(Figure collection entries)

▼

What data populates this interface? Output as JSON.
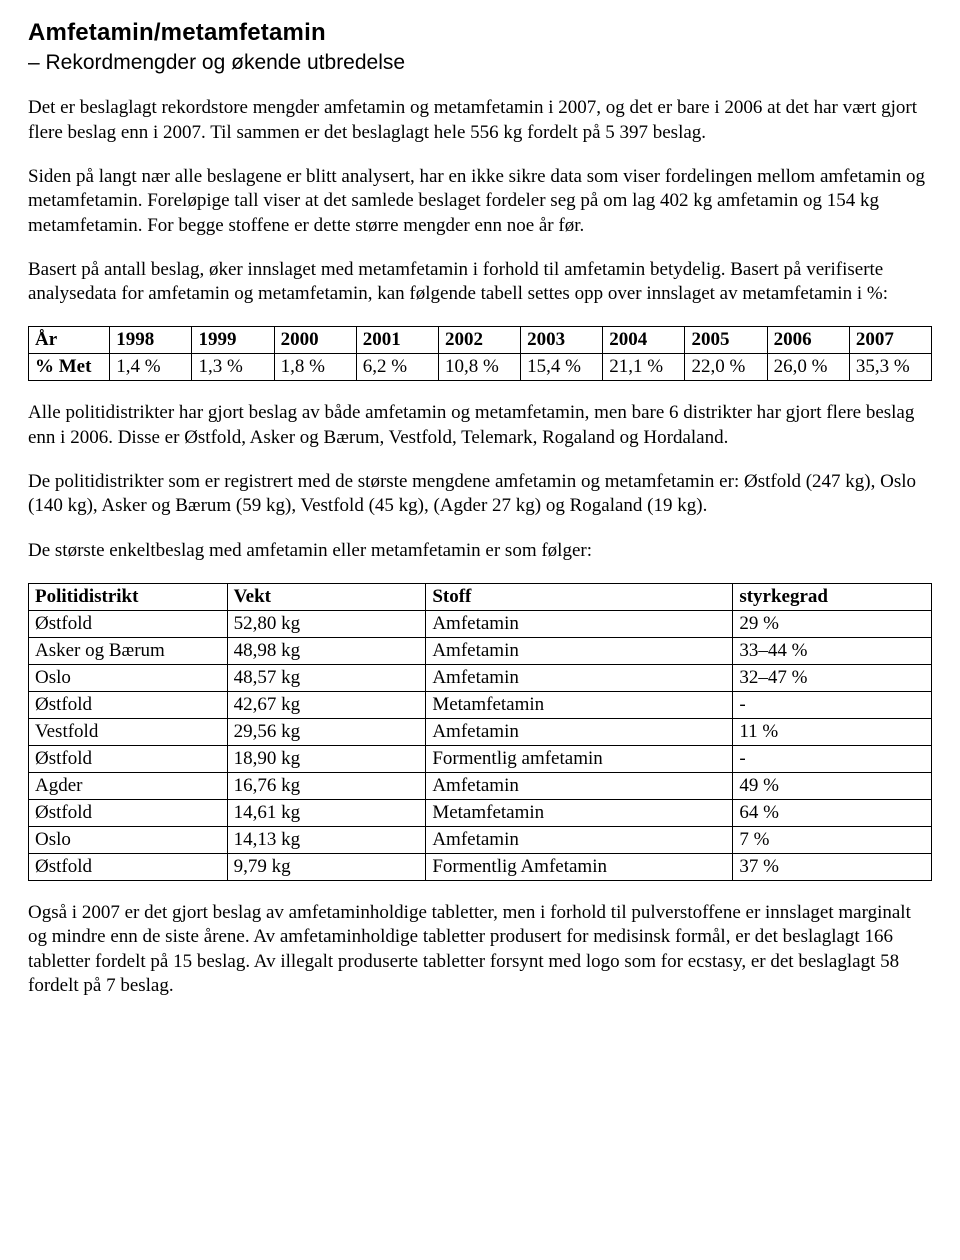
{
  "heading": {
    "title": "Amfetamin/metamfetamin",
    "subtitle": "– Rekordmengder og økende utbredelse"
  },
  "paragraphs": {
    "p1": "Det er beslaglagt rekordstore mengder amfetamin og metamfetamin i 2007, og det er bare i 2006 at det har vært gjort flere beslag enn i 2007. Til sammen er det beslaglagt hele 556 kg fordelt på 5 397 beslag.",
    "p2": "Siden på langt nær alle beslagene er blitt analysert, har en ikke sikre data som viser fordelingen mellom amfetamin og metamfetamin. Foreløpige tall viser at det samlede beslaget fordeler seg på om lag 402 kg amfetamin og 154 kg metamfetamin. For begge stoffene er dette større mengder enn noe år før.",
    "p3": "Basert på antall beslag, øker innslaget med metamfetamin i forhold til amfetamin betydelig. Basert på verifiserte analysedata for amfetamin og metamfetamin, kan følgende tabell settes opp over innslaget av metamfetamin i %:",
    "p4": "Alle politidistrikter har gjort beslag av både amfetamin og metamfetamin, men bare 6 distrikter har gjort flere beslag enn i 2006. Disse er Østfold, Asker og Bærum, Vestfold, Telemark, Rogaland og Hordaland.",
    "p5": "De politidistrikter som er registrert med de største mengdene amfetamin og metamfetamin er: Østfold (247 kg), Oslo (140 kg), Asker og Bærum (59 kg), Vestfold (45 kg), (Agder 27 kg) og Rogaland (19 kg).",
    "p6": "De største enkeltbeslag med amfetamin eller metamfetamin er som følger:",
    "p7": "Også i 2007 er det gjort beslag av amfetaminholdige tabletter, men i forhold til pulverstoffene er innslaget marginalt og mindre enn de siste årene. Av amfetaminholdige tabletter produsert for medisinsk formål, er det beslaglagt 166 tabletter fordelt på 15 beslag. Av illegalt produserte tabletter forsynt med logo som for ecstasy, er det beslaglagt 58 fordelt på 7 beslag."
  },
  "met_table": {
    "row_labels": [
      "År",
      "% Met"
    ],
    "years": [
      "1998",
      "1999",
      "2000",
      "2001",
      "2002",
      "2003",
      "2004",
      "2005",
      "2006",
      "2007"
    ],
    "values": [
      "1,4 %",
      "1,3 %",
      "1,8 %",
      "6,2 %",
      "10,8 %",
      "15,4 %",
      "21,1 %",
      "22,0 %",
      "26,0 %",
      "35,3 %"
    ]
  },
  "seizure_table": {
    "headers": [
      "Politidistrikt",
      "Vekt",
      "Stoff",
      "styrkegrad"
    ],
    "col_widths_pct": [
      22,
      22,
      34,
      22
    ],
    "rows": [
      [
        "Østfold",
        "52,80 kg",
        "Amfetamin",
        "29 %"
      ],
      [
        "Asker og Bærum",
        "48,98 kg",
        "Amfetamin",
        "33–44 %"
      ],
      [
        "Oslo",
        "48,57 kg",
        "Amfetamin",
        "32–47 %"
      ],
      [
        "Østfold",
        "42,67 kg",
        "Metamfetamin",
        "-"
      ],
      [
        "Vestfold",
        "29,56 kg",
        "Amfetamin",
        "11 %"
      ],
      [
        "Østfold",
        "18,90 kg",
        "Formentlig amfetamin",
        "-"
      ],
      [
        "Agder",
        "16,76 kg",
        "Amfetamin",
        "49 %"
      ],
      [
        "Østfold",
        "14,61 kg",
        "Metamfetamin",
        "64 %"
      ],
      [
        "Oslo",
        "14,13 kg",
        "Amfetamin",
        "7 %"
      ],
      [
        "Østfold",
        "  9,79 kg",
        "Formentlig Amfetamin",
        "37 %"
      ]
    ]
  }
}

▲

- PROMPT:
Restate the whole listing above exactly, except for its images.

- WORKED ANSWER:
What data populates this interface? Output as JSON.
{
  "heading": {
    "title": "Amfetamin/metamfetamin",
    "subtitle": "– Rekordmengder og økende utbredelse"
  },
  "paragraphs": {
    "p1": "Det er beslaglagt rekordstore mengder amfetamin og metamfetamin i 2007, og det er bare i 2006 at det har vært gjort flere beslag enn i 2007. Til sammen er det beslaglagt hele 556 kg fordelt på 5 397 beslag.",
    "p2": "Siden på langt nær alle beslagene er blitt analysert, har en ikke sikre data som viser fordelingen mellom amfetamin og metamfetamin. Foreløpige tall viser at det samlede beslaget fordeler seg på om lag 402 kg amfetamin og 154 kg metamfetamin. For begge stoffene er dette større mengder enn noe år før.",
    "p3": "Basert på antall beslag, øker innslaget med metamfetamin i forhold til amfetamin betydelig. Basert på verifiserte analysedata for amfetamin og metamfetamin, kan følgende tabell settes opp over innslaget av metamfetamin i %:",
    "p4": "Alle politidistrikter har gjort beslag av både amfetamin og metamfetamin, men bare 6 distrikter har gjort flere beslag enn i 2006. Disse er Østfold, Asker og Bærum, Vestfold, Telemark, Rogaland og Hordaland.",
    "p5": "De politidistrikter som er registrert med de største mengdene amfetamin og metamfetamin er: Østfold (247 kg), Oslo (140 kg), Asker og Bærum (59 kg), Vestfold (45 kg), (Agder 27 kg) og Rogaland (19 kg).",
    "p6": "De største enkeltbeslag med amfetamin eller metamfetamin er som følger:",
    "p7": "Også i 2007 er det gjort beslag av amfetaminholdige tabletter, men i forhold til pulverstoffene er innslaget marginalt og mindre enn de siste årene. Av amfetaminholdige tabletter produsert for medisinsk formål, er det beslaglagt 166 tabletter fordelt på 15 beslag. Av illegalt produserte tabletter forsynt med logo som for ecstasy, er det beslaglagt 58 fordelt på 7 beslag."
  },
  "met_table": {
    "row_labels": [
      "År",
      "% Met"
    ],
    "years": [
      "1998",
      "1999",
      "2000",
      "2001",
      "2002",
      "2003",
      "2004",
      "2005",
      "2006",
      "2007"
    ],
    "values": [
      "1,4 %",
      "1,3 %",
      "1,8 %",
      "6,2 %",
      "10,8 %",
      "15,4 %",
      "21,1 %",
      "22,0 %",
      "26,0 %",
      "35,3 %"
    ]
  },
  "seizure_table": {
    "headers": [
      "Politidistrikt",
      "Vekt",
      "Stoff",
      "styrkegrad"
    ],
    "col_widths_pct": [
      22,
      22,
      34,
      22
    ],
    "rows": [
      [
        "Østfold",
        "52,80 kg",
        "Amfetamin",
        "29 %"
      ],
      [
        "Asker og Bærum",
        "48,98 kg",
        "Amfetamin",
        "33–44 %"
      ],
      [
        "Oslo",
        "48,57 kg",
        "Amfetamin",
        "32–47 %"
      ],
      [
        "Østfold",
        "42,67 kg",
        "Metamfetamin",
        "-"
      ],
      [
        "Vestfold",
        "29,56 kg",
        "Amfetamin",
        "11 %"
      ],
      [
        "Østfold",
        "18,90 kg",
        "Formentlig amfetamin",
        "-"
      ],
      [
        "Agder",
        "16,76 kg",
        "Amfetamin",
        "49 %"
      ],
      [
        "Østfold",
        "14,61 kg",
        "Metamfetamin",
        "64 %"
      ],
      [
        "Oslo",
        "14,13 kg",
        "Amfetamin",
        "7 %"
      ],
      [
        "Østfold",
        "  9,79 kg",
        "Formentlig Amfetamin",
        "37 %"
      ]
    ]
  }
}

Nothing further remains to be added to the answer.